CHALLENGE:
Retype every entry word for word.
begin MATERIAL FOR THIS TASK
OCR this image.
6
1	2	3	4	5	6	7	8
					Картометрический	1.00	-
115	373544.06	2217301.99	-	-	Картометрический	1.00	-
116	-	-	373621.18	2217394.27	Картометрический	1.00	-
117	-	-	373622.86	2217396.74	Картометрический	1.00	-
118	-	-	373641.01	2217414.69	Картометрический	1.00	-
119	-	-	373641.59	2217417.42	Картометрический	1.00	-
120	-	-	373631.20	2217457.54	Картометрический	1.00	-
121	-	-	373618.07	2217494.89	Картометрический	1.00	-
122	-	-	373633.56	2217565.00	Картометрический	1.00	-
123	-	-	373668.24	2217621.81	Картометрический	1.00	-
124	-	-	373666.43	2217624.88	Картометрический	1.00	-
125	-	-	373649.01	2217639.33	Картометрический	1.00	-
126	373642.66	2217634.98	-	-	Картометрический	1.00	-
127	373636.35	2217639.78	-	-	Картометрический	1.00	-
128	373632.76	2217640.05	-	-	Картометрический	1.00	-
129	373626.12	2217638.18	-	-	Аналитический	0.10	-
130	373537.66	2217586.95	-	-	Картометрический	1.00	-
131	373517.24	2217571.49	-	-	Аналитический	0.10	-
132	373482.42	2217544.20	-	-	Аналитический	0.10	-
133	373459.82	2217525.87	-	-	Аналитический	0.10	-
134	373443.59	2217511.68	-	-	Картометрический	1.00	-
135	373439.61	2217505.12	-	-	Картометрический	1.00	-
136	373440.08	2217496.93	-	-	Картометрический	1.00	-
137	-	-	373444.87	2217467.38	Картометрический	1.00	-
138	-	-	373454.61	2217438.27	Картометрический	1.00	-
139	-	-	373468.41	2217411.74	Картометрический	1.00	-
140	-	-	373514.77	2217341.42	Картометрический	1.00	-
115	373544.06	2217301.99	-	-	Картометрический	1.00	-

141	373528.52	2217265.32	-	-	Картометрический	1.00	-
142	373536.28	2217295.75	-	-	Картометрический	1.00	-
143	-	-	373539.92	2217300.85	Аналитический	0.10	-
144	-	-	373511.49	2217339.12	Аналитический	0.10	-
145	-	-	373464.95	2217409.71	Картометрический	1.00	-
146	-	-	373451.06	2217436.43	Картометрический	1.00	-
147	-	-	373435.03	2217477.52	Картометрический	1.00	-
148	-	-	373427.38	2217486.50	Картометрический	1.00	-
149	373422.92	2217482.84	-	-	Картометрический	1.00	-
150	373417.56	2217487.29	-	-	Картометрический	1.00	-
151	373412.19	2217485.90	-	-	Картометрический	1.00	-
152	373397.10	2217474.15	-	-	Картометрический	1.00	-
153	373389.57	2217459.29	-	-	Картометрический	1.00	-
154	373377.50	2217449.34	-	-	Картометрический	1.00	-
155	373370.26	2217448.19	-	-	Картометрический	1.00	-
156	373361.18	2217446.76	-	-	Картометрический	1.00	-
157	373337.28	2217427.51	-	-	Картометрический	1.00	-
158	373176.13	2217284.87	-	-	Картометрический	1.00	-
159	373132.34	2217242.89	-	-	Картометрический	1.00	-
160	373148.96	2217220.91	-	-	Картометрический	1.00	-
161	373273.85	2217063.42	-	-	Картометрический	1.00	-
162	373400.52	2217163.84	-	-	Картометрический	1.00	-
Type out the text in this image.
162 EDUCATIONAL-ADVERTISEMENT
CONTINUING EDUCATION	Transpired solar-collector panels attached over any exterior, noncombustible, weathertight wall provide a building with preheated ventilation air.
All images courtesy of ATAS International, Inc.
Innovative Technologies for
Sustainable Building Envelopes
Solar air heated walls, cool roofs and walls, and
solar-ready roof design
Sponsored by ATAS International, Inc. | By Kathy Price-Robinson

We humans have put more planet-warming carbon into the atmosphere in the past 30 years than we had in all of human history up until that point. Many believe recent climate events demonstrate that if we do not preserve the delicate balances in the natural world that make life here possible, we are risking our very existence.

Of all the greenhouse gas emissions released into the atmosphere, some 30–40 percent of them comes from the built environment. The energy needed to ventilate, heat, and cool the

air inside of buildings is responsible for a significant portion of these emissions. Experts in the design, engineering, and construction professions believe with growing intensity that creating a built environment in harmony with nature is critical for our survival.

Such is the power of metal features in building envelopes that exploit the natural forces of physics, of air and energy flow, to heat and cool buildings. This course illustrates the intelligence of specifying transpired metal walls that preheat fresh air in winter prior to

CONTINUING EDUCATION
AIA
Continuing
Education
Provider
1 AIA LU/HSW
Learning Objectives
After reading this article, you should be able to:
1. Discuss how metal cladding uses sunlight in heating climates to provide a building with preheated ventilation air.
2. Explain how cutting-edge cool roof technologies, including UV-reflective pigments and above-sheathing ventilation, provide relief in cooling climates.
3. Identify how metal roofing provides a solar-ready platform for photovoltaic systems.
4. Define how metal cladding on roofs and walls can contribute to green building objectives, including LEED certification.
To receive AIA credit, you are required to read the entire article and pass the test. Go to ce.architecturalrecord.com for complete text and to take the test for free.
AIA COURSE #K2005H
end MATERIAL FOR THIS TASK
OUTPUT BELOW:
OCR this image.
6
1	2	3	4	5	6	7	8
					Картометрический	1.00	-
115	373544.06	2217301.99	-	-	Картометрический	1.00	-
116	-	-	373621.18	2217394.27	Картометрический	1.00	-
117	-	-	373622.86	2217396.74	Картометрический	1.00	-
118	-	-	373641.01	2217414.69	Картометрический	1.00	-
119	-	-	373641.59	2217417.42	Картометрический	1.00	-
120	-	-	373631.20	2217457.54	Картометрический	1.00	-
121	-	-	373618.07	2217494.89	Картометрический	1.00	-
122	-	-	373633.56	2217565.00	Картометрический	1.00	-
123	-	-	373668.24	2217621.81	Картометрический	1.00	-
124	-	-	373666.43	2217624.88	Картометрический	1.00	-
125	-	-	373649.01	2217639.33	Картометрический	1.00	-
126	373642.66	2217634.98	-	-	Картометрический	1.00	-
127	373636.35	2217639.78	-	-	Картометрический	1.00	-
128	373632.76	2217640.05	-	-	Картометрический	1.00	-
129	373626.12	2217638.18	-	-	Аналитический	0.10	-
130	373537.66	2217586.95	-	-	Картометрический	1.00	-
131	373517.24	2217571.49	-	-	Аналитический	0.10	-
132	373482.42	2217544.20	-	-	Аналитический	0.10	-
133	373459.82	2217525.87	-	-	Аналитический	0.10	-
134	373443.59	2217511.68	-	-	Картометрический	1.00	-
135	373439.61	2217505.12	-	-	Картометрический	1.00	-
136	373440.08	2217496.93	-	-	Картометрический	1.00	-
137	-	-	373444.87	2217467.38	Картометрический	1.00	-
138	-	-	373454.61	2217438.27	Картометрический	1.00	-
139	-	-	373468.41	2217411.74	Картометрический	1.00	-
140	-	-	373514.77	2217341.42	Картометрический	1.00	-
115	373544.06	2217301.99	-	-	Картометрический	1.00	-

141	373528.52	2217265.32	-	-	Картометрический	1.00	-
142	373536.28	2217295.75	-	-	Картометрический	1.00	-
143	-	-	373539.92	2217300.85	Аналитический	0.10	-
144	-	-	373511.49	2217339.12	Аналитический	0.10	-
145	-	-	373464.95	2217409.71	Картометрический	1.00	-
146	-	-	373451.06	2217436.43	Картометрический	1.00	-
147	-	-	373435.03	2217477.52	Картометрический	1.00	-
148	-	-	373427.38	2217486.50	Картометрический	1.00	-
149	373422.92	2217482.84	-	-	Картометрический	1.00	-
150	373417.56	2217487.29	-	-	Картометрический	1.00	-
151	373412.19	2217485.90	-	-	Картометрический	1.00	-
152	373397.10	2217474.15	-	-	Картометрический	1.00	-
153	373389.57	2217459.29	-	-	Картометрический	1.00	-
154	373377.50	2217449.34	-	-	Картометрический	1.00	-
155	373370.26	2217448.19	-	-	Картометрический	1.00	-
156	373361.18	2217446.76	-	-	Картометрический	1.00	-
157	373337.28	2217427.51	-	-	Картометрический	1.00	-
158	373176.13	2217284.87	-	-	Картометрический	1.00	-
159	373132.34	2217242.89	-	-	Картометрический	1.00	-
160	373148.96	2217220.91	-	-	Картометрический	1.00	-
161	373273.85	2217063.42	-	-	Картометрический	1.00	-
162	373400.52	2217163.84	-	-	Картометрический	1.00	-
Type out the text in this image.
162 EDUCATIONAL-ADVERTISEMENT
CONTINUING EDUCATION	Transpired solar-collector panels attached over any exterior, noncombustible, weathertight wall provide a building with preheated ventilation air.
All images courtesy of ATAS International, Inc.
Innovative Technologies for
Sustainable Building Envelopes
Solar air heated walls, cool roofs and walls, and
solar-ready roof design
Sponsored by ATAS International, Inc. | By Kathy Price-Robinson

We humans have put more planet-warming carbon into the atmosphere in the past 30 years than we had in all of human history up until that point. Many believe recent climate events demonstrate that if we do not preserve the delicate balances in the natural world that make life here possible, we are risking our very existence.

Of all the greenhouse gas emissions released into the atmosphere, some 30–40 percent of them comes from the built environment. The energy needed to ventilate, heat, and cool the

air inside of buildings is responsible for a significant portion of these emissions. Experts in the design, engineering, and construction professions believe with growing intensity that creating a built environment in harmony with nature is critical for our survival.

Such is the power of metal features in building envelopes that exploit the natural forces of physics, of air and energy flow, to heat and cool buildings. This course illustrates the intelligence of specifying transpired metal walls that preheat fresh air in winter prior to

CONTINUING EDUCATION
AIA
Continuing
Education
Provider
1 AIA LU/HSW
Learning Objectives
After reading this article, you should be able to:
1. Discuss how metal cladding uses sunlight in heating climates to provide a building with preheated ventilation air.
2. Explain how cutting-edge cool roof technologies, including UV-reflective pigments and above-sheathing ventilation, provide relief in cooling climates.
3. Identify how metal roofing provides a solar-ready platform for photovoltaic systems.
4. Define how metal cladding on roofs and walls can contribute to green building objectives, including LEED certification.
To receive AIA credit, you are required to read the entire article and pass the test. Go to ce.architecturalrecord.com for complete text and to take the test for free.
AIA COURSE #K2005H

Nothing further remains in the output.